**Problem to solve**
Repeat the listing word for word. No pictures belong in the copy.
--------
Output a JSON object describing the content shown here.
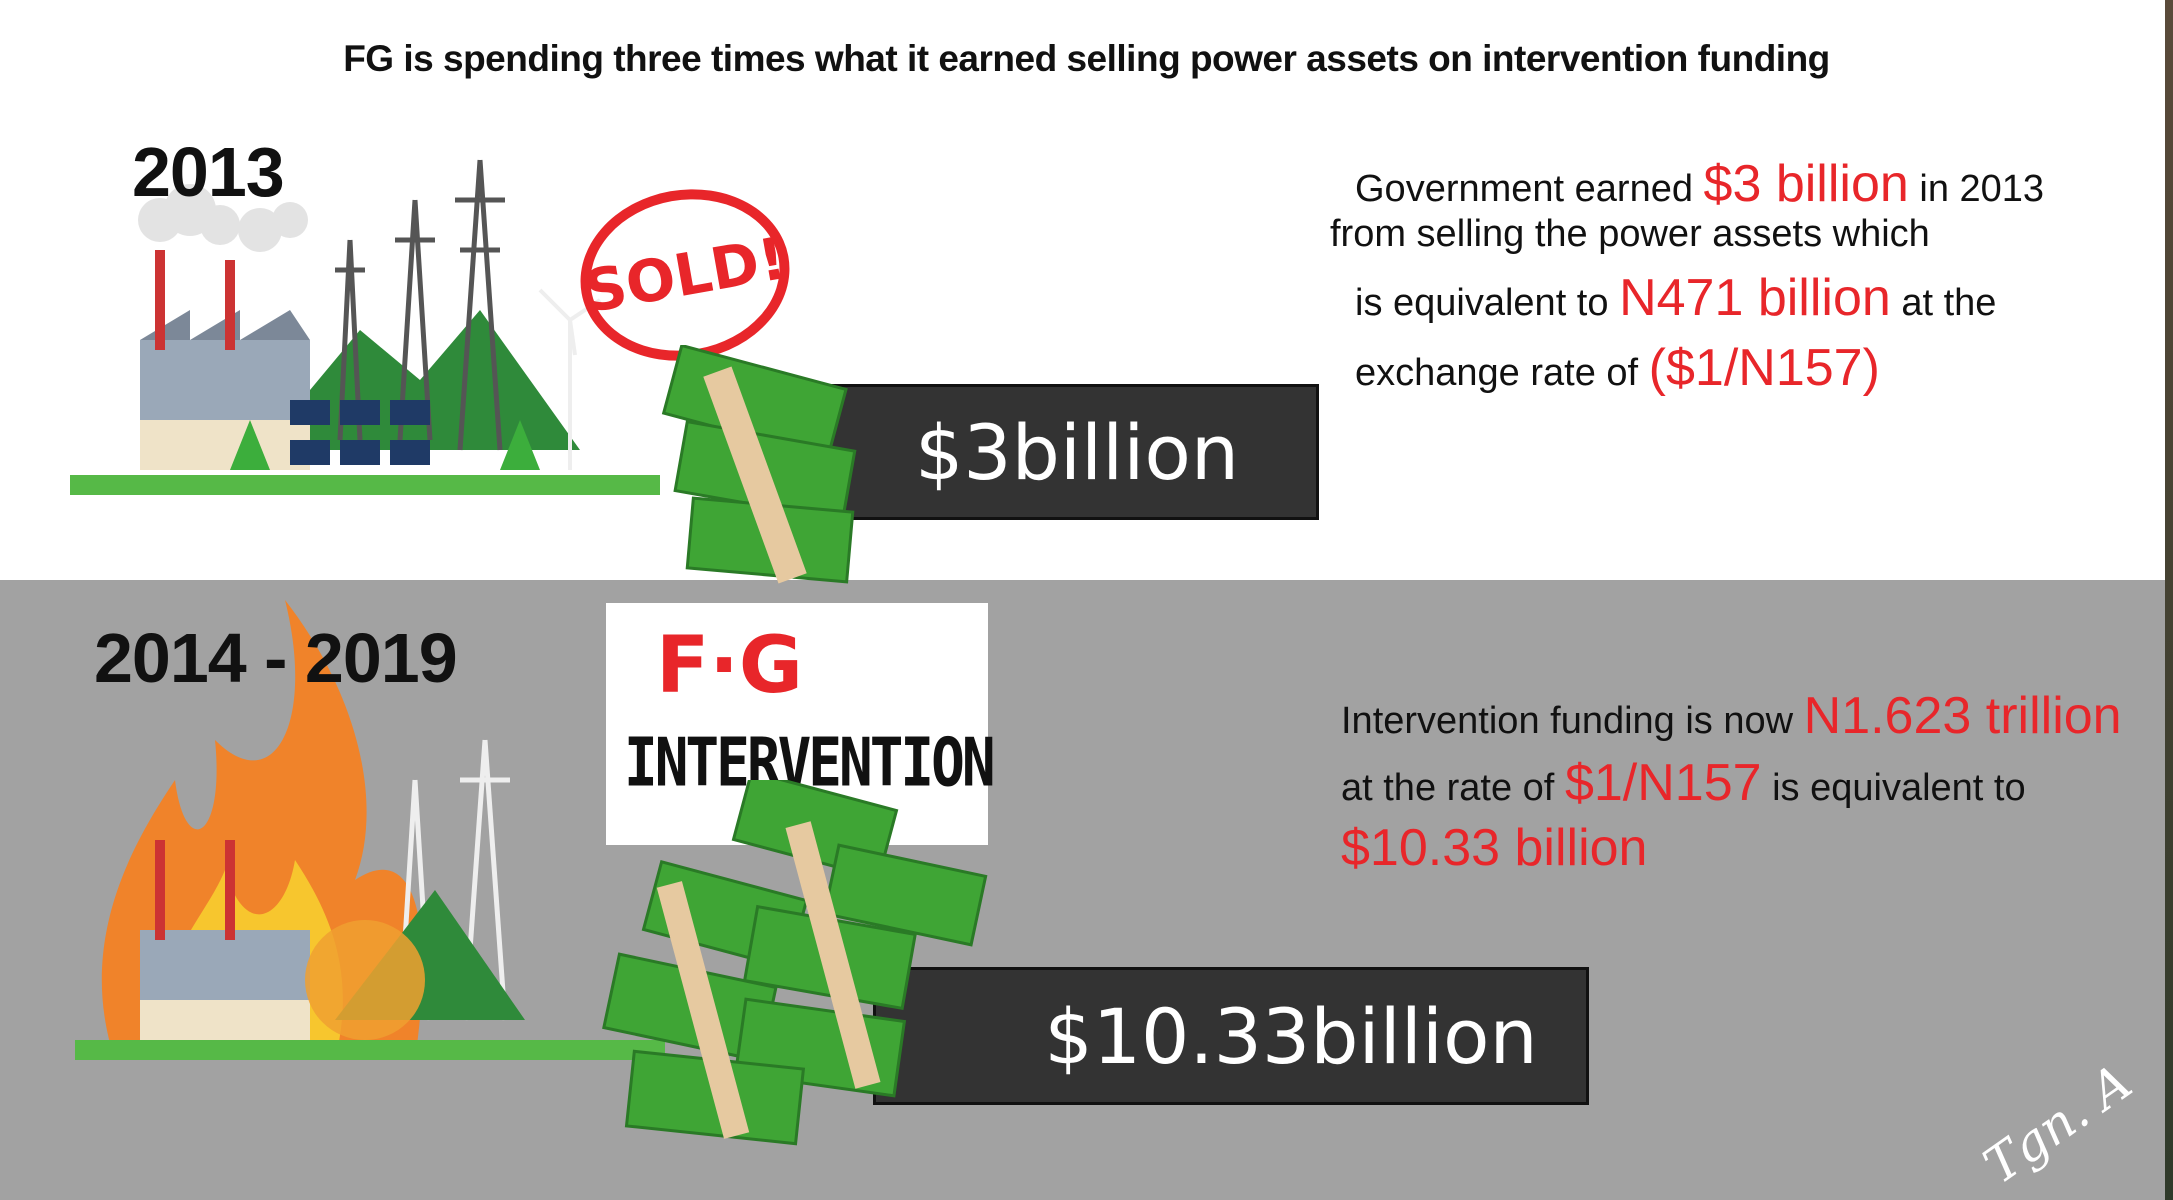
{
  "title": "FG is spending three times what it earned selling power assets on intervention funding",
  "section_2013": {
    "year": "2013",
    "stamp": "SOLD!",
    "amount_box": "$3billion",
    "text": {
      "l1_a": "Government earned",
      "l1_red": "$3 billion",
      "l1_b": "in 2013",
      "l2": "from selling the power assets which",
      "l3_a": "is equivalent to",
      "l3_red": "N471 billion",
      "l3_b": "at the",
      "l4_a": "exchange rate of",
      "l4_red": "($1/N157)"
    }
  },
  "section_2014_2019": {
    "year": "2014 - 2019",
    "sign_line1": "F·G",
    "sign_line2": "INTERVENTION",
    "amount_box": "$10.33billion",
    "text": {
      "l1_a": "Intervention funding is now",
      "l1_red": "N1.623 trillion",
      "l2_a": "at the rate of",
      "l2_red": "$1/N157",
      "l2_b": "is equivalent to",
      "l3_red": "$10.33 billion"
    }
  },
  "signature": "Tgn. A",
  "colors": {
    "accent_red": "#e8262a",
    "box": "#333333",
    "gray_bg": "#a2a2a2",
    "money_green": "#3fa535"
  }
}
--------
**Correct output**
Output a JSON object describing the content shown here.
{
  "title": "FG is spending three times what it earned selling power assets on intervention funding",
  "section_2013": {
    "year": "2013",
    "stamp": "SOLD!",
    "amount_box": "$3billion",
    "text": {
      "l1_a": "Government earned",
      "l1_red": "$3 billion",
      "l1_b": "in 2013",
      "l2": "from selling the power assets which",
      "l3_a": "is equivalent to",
      "l3_red": "N471 billion",
      "l3_b": "at the",
      "l4_a": "exchange rate of",
      "l4_red": "($1/N157)"
    }
  },
  "section_2014_2019": {
    "year": "2014 - 2019",
    "sign_line1": "F·G",
    "sign_line2": "INTERVENTION",
    "amount_box": "$10.33billion",
    "text": {
      "l1_a": "Intervention funding is now",
      "l1_red": "N1.623 trillion",
      "l2_a": "at the rate of",
      "l2_red": "$1/N157",
      "l2_b": "is equivalent to",
      "l3_red": "$10.33 billion"
    }
  },
  "signature": "Tgn. A",
  "colors": {
    "accent_red": "#e8262a",
    "box": "#333333",
    "gray_bg": "#a2a2a2",
    "money_green": "#3fa535"
  }
}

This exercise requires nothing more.